Aim:
Each line of the material below should be reproduced exactly.

Structured figure records:
■ ■ ■

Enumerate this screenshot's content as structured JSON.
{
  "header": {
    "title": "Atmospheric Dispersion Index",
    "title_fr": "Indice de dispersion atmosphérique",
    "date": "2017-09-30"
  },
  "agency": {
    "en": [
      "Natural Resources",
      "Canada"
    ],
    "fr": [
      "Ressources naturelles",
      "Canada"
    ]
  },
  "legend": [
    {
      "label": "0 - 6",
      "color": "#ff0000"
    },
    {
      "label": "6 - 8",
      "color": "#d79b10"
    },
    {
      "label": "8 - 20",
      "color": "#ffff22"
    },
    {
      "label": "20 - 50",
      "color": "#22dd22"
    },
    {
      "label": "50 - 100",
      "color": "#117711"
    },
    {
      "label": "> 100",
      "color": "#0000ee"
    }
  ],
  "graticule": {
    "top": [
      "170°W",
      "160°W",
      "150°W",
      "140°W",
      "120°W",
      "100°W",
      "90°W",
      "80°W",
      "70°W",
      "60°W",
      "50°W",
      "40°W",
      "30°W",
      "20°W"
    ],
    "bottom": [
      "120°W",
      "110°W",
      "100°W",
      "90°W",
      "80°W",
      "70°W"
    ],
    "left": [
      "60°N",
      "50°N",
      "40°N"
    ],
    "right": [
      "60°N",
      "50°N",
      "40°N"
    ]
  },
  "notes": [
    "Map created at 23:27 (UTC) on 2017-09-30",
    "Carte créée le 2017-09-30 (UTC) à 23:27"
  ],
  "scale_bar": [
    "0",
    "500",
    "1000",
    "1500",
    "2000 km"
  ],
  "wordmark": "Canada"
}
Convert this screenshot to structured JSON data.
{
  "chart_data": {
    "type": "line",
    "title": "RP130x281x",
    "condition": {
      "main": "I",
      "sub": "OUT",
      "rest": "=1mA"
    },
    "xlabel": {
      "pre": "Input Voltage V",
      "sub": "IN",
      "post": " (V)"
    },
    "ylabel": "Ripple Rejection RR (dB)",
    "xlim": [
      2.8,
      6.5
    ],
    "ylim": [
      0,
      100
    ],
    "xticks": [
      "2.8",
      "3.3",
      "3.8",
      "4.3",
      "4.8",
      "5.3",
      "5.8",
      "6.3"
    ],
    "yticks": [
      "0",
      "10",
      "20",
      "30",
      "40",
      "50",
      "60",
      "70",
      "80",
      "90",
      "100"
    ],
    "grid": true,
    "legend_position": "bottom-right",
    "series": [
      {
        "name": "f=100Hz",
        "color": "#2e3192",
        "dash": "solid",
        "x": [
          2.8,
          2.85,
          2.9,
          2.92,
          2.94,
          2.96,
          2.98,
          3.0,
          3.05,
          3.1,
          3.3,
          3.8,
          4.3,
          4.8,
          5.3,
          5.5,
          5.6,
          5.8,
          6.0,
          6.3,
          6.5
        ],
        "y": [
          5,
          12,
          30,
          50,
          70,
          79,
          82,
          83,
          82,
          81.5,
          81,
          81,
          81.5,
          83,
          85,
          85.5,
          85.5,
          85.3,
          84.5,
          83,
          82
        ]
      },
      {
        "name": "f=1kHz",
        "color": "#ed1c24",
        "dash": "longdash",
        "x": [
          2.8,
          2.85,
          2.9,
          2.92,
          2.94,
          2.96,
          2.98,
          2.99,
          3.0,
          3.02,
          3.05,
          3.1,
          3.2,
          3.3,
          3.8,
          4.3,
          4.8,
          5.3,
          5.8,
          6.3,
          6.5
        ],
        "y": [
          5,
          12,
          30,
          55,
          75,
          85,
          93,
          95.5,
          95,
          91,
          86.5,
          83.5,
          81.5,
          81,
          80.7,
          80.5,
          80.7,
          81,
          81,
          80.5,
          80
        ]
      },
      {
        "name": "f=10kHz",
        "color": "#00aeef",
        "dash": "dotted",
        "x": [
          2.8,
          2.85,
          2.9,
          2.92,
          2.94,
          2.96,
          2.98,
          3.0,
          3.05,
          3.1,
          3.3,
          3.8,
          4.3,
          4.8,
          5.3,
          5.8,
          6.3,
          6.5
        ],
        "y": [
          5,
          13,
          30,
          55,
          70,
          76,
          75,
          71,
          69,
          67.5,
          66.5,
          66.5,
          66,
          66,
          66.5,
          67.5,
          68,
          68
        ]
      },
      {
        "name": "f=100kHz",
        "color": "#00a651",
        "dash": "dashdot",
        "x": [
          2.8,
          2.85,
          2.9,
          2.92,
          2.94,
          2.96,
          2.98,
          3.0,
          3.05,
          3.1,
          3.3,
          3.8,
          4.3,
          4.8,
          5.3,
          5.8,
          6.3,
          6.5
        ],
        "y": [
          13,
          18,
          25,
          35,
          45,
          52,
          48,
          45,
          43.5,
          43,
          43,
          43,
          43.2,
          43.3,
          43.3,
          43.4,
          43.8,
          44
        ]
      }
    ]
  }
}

■ ■ ■

Worked solution:
Enumerate this screenshot's content as structured JSON.
{
  "header": {
    "title": "Atmospheric Dispersion Index",
    "title_fr": "Indice de dispersion atmosphérique",
    "date": "2017-09-30"
  },
  "agency": {
    "en": [
      "Natural Resources",
      "Canada"
    ],
    "fr": [
      "Ressources naturelles",
      "Canada"
    ]
  },
  "legend": [
    {
      "label": "0 - 6",
      "color": "#ff0000"
    },
    {
      "label": "6 - 8",
      "color": "#d79b10"
    },
    {
      "label": "8 - 20",
      "color": "#ffff22"
    },
    {
      "label": "20 - 50",
      "color": "#22dd22"
    },
    {
      "label": "50 - 100",
      "color": "#117711"
    },
    {
      "label": "> 100",
      "color": "#0000ee"
    }
  ],
  "graticule": {
    "top": [
      "170°W",
      "160°W",
      "150°W",
      "140°W",
      "120°W",
      "100°W",
      "90°W",
      "80°W",
      "70°W",
      "60°W",
      "50°W",
      "40°W",
      "30°W",
      "20°W"
    ],
    "bottom": [
      "120°W",
      "110°W",
      "100°W",
      "90°W",
      "80°W",
      "70°W"
    ],
    "left": [
      "60°N",
      "50°N",
      "40°N"
    ],
    "right": [
      "60°N",
      "50°N",
      "40°N"
    ]
  },
  "notes": [
    "Map created at 23:27 (UTC) on 2017-09-30",
    "Carte créée le 2017-09-30 (UTC) à 23:27"
  ],
  "scale_bar": [
    "0",
    "500",
    "1000",
    "1500",
    "2000 km"
  ],
  "wordmark": "Canada"
}
Convert this screenshot to structured JSON data.
{
  "chart_data": {
    "type": "line",
    "title": "RP130x281x",
    "condition": {
      "main": "I",
      "sub": "OUT",
      "rest": "=1mA"
    },
    "xlabel": {
      "pre": "Input Voltage V",
      "sub": "IN",
      "post": " (V)"
    },
    "ylabel": "Ripple Rejection RR (dB)",
    "xlim": [
      2.8,
      6.5
    ],
    "ylim": [
      0,
      100
    ],
    "xticks": [
      "2.8",
      "3.3",
      "3.8",
      "4.3",
      "4.8",
      "5.3",
      "5.8",
      "6.3"
    ],
    "yticks": [
      "0",
      "10",
      "20",
      "30",
      "40",
      "50",
      "60",
      "70",
      "80",
      "90",
      "100"
    ],
    "grid": true,
    "legend_position": "bottom-right",
    "series": [
      {
        "name": "f=100Hz",
        "color": "#2e3192",
        "dash": "solid",
        "x": [
          2.8,
          2.85,
          2.9,
          2.92,
          2.94,
          2.96,
          2.98,
          3.0,
          3.05,
          3.1,
          3.3,
          3.8,
          4.3,
          4.8,
          5.3,
          5.5,
          5.6,
          5.8,
          6.0,
          6.3,
          6.5
        ],
        "y": [
          5,
          12,
          30,
          50,
          70,
          79,
          82,
          83,
          82,
          81.5,
          81,
          81,
          81.5,
          83,
          85,
          85.5,
          85.5,
          85.3,
          84.5,
          83,
          82
        ]
      },
      {
        "name": "f=1kHz",
        "color": "#ed1c24",
        "dash": "longdash",
        "x": [
          2.8,
          2.85,
          2.9,
          2.92,
          2.94,
          2.96,
          2.98,
          2.99,
          3.0,
          3.02,
          3.05,
          3.1,
          3.2,
          3.3,
          3.8,
          4.3,
          4.8,
          5.3,
          5.8,
          6.3,
          6.5
        ],
        "y": [
          5,
          12,
          30,
          55,
          75,
          85,
          93,
          95.5,
          95,
          91,
          86.5,
          83.5,
          81.5,
          81,
          80.7,
          80.5,
          80.7,
          81,
          81,
          80.5,
          80
        ]
      },
      {
        "name": "f=10kHz",
        "color": "#00aeef",
        "dash": "dotted",
        "x": [
          2.8,
          2.85,
          2.9,
          2.92,
          2.94,
          2.96,
          2.98,
          3.0,
          3.05,
          3.1,
          3.3,
          3.8,
          4.3,
          4.8,
          5.3,
          5.8,
          6.3,
          6.5
        ],
        "y": [
          5,
          13,
          30,
          55,
          70,
          76,
          75,
          71,
          69,
          67.5,
          66.5,
          66.5,
          66,
          66,
          66.5,
          67.5,
          68,
          68
        ]
      },
      {
        "name": "f=100kHz",
        "color": "#00a651",
        "dash": "dashdot",
        "x": [
          2.8,
          2.85,
          2.9,
          2.92,
          2.94,
          2.96,
          2.98,
          3.0,
          3.05,
          3.1,
          3.3,
          3.8,
          4.3,
          4.8,
          5.3,
          5.8,
          6.3,
          6.5
        ],
        "y": [
          13,
          18,
          25,
          35,
          45,
          52,
          48,
          45,
          43.5,
          43,
          43,
          43,
          43.2,
          43.3,
          43.3,
          43.4,
          43.8,
          44
        ]
      }
    ]
  }
}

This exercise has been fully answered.